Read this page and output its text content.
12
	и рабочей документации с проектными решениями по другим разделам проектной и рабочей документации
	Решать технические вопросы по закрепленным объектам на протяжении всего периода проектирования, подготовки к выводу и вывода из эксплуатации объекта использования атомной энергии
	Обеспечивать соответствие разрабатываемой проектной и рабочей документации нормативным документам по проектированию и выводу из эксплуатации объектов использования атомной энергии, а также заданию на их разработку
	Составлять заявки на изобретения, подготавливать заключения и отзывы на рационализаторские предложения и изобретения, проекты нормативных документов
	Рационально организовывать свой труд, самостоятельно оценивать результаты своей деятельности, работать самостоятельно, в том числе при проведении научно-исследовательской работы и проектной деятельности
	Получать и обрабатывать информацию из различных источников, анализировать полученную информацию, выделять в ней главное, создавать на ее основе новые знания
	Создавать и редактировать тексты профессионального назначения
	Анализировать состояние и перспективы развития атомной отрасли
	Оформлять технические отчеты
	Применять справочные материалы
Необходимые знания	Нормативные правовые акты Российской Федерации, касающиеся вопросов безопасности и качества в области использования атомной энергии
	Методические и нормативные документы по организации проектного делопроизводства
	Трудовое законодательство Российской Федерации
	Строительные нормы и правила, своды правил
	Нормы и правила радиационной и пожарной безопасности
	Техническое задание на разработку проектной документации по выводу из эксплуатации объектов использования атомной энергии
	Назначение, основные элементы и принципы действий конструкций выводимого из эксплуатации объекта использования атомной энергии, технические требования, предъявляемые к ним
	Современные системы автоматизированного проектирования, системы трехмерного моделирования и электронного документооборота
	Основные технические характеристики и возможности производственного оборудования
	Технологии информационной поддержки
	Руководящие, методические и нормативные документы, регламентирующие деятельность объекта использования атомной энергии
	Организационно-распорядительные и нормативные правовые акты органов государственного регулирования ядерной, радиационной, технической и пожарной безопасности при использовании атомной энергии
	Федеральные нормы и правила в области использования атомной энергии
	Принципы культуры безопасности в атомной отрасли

----------------------------------------

Print the whole listing exactly as it is.

Read this page and output its text content.
12
	и рабочей документации с проектными решениями по другим разделам проектной и рабочей документации
	Решать технические вопросы по закрепленным объектам на протяжении всего периода проектирования, подготовки к выводу и вывода из эксплуатации объекта использования атомной энергии
	Обеспечивать соответствие разрабатываемой проектной и рабочей документации нормативным документам по проектированию и выводу из эксплуатации объектов использования атомной энергии, а также заданию на их разработку
	Составлять заявки на изобретения, подготавливать заключения и отзывы на рационализаторские предложения и изобретения, проекты нормативных документов
	Рационально организовывать свой труд, самостоятельно оценивать результаты своей деятельности, работать самостоятельно, в том числе при проведении научно-исследовательской работы и проектной деятельности
	Получать и обрабатывать информацию из различных источников, анализировать полученную информацию, выделять в ней главное, создавать на ее основе новые знания
	Создавать и редактировать тексты профессионального назначения
	Анализировать состояние и перспективы развития атомной отрасли
	Оформлять технические отчеты
	Применять справочные материалы
Необходимые знания	Нормативные правовые акты Российской Федерации, касающиеся вопросов безопасности и качества в области использования атомной энергии
	Методические и нормативные документы по организации проектного делопроизводства
	Трудовое законодательство Российской Федерации
	Строительные нормы и правила, своды правил
	Нормы и правила радиационной и пожарной безопасности
	Техническое задание на разработку проектной документации по выводу из эксплуатации объектов использования атомной энергии
	Назначение, основные элементы и принципы действий конструкций выводимого из эксплуатации объекта использования атомной энергии, технические требования, предъявляемые к ним
	Современные системы автоматизированного проектирования, системы трехмерного моделирования и электронного документооборота
	Основные технические характеристики и возможности производственного оборудования
	Технологии информационной поддержки
	Руководящие, методические и нормативные документы, регламентирующие деятельность объекта использования атомной энергии
	Организационно-распорядительные и нормативные правовые акты органов государственного регулирования ядерной, радиационной, технической и пожарной безопасности при использовании атомной энергии
	Федеральные нормы и правила в области использования атомной энергии
	Принципы культуры безопасности в атомной отрасли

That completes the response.